Look through the data below and return each line where "this" appears.

Stored records
• • •
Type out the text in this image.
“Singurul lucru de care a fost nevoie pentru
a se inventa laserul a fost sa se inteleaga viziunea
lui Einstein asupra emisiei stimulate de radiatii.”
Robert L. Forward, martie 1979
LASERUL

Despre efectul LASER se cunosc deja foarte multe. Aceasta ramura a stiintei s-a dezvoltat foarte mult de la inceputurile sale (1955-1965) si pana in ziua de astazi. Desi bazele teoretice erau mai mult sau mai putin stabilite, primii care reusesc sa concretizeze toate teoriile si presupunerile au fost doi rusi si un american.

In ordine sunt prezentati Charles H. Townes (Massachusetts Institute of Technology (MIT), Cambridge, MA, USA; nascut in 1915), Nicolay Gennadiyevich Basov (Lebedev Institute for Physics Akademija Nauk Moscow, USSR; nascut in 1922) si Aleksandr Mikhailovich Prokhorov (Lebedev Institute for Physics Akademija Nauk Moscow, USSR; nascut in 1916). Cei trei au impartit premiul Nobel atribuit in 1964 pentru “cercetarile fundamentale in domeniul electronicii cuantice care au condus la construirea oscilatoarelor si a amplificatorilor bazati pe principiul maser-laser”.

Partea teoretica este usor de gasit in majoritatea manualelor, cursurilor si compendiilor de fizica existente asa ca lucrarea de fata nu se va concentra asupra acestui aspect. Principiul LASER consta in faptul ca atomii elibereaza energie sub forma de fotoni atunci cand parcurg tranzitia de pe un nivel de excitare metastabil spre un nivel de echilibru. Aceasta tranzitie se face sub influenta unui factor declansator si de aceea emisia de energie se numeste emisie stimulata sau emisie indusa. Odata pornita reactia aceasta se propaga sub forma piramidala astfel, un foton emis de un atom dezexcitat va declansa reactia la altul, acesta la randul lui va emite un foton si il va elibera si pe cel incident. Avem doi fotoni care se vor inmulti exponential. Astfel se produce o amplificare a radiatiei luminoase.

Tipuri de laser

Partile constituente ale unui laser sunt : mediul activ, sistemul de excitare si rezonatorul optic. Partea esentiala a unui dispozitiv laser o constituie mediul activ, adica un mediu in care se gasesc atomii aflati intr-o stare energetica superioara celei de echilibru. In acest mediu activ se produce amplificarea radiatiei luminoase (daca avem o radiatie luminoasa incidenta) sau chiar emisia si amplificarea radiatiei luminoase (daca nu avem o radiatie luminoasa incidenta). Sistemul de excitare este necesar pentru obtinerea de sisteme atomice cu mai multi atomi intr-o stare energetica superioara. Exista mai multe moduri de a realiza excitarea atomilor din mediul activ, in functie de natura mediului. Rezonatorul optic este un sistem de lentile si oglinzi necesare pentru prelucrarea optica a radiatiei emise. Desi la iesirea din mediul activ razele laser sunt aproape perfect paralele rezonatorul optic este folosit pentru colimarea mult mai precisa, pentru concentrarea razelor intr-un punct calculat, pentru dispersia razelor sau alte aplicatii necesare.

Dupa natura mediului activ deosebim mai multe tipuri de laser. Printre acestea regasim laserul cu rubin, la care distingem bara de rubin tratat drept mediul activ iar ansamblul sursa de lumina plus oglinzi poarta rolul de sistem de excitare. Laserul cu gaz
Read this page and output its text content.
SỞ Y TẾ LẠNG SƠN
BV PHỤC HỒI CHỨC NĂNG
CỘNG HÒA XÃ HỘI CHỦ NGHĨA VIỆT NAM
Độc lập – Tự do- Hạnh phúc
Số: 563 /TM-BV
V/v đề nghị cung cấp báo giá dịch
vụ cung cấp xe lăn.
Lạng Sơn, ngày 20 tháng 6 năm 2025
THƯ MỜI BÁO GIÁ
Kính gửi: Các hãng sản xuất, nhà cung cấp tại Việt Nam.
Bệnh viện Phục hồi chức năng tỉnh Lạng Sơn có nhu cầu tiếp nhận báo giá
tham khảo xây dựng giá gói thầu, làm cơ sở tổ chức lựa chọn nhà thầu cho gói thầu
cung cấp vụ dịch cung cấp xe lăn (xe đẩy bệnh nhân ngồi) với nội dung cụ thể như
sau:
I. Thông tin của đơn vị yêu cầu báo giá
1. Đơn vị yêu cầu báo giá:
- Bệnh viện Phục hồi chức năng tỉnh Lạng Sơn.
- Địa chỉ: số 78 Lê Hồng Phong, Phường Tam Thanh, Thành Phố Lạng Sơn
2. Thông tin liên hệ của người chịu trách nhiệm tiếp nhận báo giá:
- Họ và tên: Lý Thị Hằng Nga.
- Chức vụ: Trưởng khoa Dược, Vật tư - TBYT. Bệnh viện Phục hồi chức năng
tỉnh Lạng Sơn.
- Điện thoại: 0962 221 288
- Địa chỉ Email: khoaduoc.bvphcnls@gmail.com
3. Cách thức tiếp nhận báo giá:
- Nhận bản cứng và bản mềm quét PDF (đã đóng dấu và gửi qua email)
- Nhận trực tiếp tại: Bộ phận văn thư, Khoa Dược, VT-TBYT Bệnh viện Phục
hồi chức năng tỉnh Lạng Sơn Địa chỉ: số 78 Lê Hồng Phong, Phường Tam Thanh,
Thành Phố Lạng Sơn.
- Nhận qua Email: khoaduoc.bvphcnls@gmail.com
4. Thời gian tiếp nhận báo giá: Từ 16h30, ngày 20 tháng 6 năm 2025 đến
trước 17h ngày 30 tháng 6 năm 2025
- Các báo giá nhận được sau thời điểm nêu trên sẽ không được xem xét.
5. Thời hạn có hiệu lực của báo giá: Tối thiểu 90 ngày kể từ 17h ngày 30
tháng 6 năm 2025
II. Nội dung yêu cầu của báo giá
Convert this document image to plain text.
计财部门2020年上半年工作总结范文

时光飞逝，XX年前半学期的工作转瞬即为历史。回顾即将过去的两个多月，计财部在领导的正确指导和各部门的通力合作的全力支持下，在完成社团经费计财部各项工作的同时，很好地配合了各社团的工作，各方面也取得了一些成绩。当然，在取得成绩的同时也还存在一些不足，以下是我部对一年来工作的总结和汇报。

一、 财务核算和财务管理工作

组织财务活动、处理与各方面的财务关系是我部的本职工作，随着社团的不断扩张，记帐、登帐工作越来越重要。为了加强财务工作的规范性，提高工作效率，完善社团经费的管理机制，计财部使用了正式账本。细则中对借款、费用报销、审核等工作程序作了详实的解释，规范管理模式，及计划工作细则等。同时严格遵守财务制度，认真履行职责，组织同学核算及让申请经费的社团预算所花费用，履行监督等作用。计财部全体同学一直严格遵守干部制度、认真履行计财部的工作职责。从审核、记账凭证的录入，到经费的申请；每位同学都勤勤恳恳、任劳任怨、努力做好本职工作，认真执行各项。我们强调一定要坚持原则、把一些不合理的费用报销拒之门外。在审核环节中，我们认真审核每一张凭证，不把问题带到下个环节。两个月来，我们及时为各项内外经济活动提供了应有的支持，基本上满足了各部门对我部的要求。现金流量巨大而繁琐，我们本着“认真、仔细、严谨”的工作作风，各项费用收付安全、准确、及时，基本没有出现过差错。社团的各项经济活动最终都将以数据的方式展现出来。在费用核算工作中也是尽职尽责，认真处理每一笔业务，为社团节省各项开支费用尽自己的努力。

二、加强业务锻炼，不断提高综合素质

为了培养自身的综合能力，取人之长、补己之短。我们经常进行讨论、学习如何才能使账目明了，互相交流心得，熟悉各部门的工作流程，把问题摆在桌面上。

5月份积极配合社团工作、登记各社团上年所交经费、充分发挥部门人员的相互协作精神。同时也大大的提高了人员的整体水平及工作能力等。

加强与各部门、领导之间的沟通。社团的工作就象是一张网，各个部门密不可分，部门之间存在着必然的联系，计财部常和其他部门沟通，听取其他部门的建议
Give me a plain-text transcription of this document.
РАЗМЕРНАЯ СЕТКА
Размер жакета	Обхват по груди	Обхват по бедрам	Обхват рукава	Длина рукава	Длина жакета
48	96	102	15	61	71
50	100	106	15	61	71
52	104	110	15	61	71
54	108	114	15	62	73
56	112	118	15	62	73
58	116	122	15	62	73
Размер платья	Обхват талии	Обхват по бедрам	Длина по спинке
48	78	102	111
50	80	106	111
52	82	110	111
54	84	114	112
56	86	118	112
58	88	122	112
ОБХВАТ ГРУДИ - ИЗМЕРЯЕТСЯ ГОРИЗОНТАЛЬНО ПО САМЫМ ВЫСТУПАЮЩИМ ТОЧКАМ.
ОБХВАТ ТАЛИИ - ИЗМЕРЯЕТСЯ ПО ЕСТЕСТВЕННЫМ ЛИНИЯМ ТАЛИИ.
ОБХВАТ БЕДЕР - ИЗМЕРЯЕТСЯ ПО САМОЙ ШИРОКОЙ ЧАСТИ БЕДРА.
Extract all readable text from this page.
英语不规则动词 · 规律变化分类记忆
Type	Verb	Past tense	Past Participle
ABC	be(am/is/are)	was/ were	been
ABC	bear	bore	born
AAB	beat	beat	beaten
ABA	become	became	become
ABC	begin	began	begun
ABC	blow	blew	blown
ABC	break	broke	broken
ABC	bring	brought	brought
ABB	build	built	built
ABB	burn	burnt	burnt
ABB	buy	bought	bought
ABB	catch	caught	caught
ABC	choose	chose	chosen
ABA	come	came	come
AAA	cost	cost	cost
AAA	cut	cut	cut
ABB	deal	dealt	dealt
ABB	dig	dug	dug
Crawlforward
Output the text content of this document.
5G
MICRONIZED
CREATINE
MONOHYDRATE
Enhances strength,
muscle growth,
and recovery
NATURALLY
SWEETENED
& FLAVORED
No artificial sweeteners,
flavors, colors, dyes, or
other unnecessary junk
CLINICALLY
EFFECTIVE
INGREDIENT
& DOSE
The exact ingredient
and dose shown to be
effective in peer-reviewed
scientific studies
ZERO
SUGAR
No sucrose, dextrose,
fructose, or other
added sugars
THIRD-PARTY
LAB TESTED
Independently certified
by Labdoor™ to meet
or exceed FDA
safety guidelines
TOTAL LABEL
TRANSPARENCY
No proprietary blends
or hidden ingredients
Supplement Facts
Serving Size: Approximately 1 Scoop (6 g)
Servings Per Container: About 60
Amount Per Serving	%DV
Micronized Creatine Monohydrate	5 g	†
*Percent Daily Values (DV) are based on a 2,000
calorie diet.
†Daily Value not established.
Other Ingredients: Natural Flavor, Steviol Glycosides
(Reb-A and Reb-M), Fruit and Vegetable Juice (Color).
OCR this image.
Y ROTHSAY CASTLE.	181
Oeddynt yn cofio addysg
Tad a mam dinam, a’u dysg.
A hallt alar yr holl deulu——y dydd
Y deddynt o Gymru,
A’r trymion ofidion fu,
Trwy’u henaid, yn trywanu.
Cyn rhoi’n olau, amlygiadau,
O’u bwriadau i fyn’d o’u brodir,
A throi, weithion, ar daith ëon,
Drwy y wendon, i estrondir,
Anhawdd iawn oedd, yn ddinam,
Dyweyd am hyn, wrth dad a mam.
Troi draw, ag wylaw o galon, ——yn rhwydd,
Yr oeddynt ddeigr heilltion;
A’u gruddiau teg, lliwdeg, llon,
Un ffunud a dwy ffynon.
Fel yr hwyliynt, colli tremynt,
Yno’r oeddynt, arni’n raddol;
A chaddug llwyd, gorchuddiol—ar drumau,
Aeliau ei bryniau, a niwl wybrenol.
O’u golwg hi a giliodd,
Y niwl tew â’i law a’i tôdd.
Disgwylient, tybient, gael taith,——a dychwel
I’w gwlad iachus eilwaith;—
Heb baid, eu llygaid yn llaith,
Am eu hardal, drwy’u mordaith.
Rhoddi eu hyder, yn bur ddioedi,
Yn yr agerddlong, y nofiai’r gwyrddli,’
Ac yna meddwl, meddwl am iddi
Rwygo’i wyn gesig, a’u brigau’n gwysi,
• • •
§ **Problem solution**:
Type out the text in this image.
Read this page and output its text content.
Convert this document image to plain text.
Give me a plain-text transcription of this document.
Extract all readable text from this page.
Output the text content of this document.
OCR this image.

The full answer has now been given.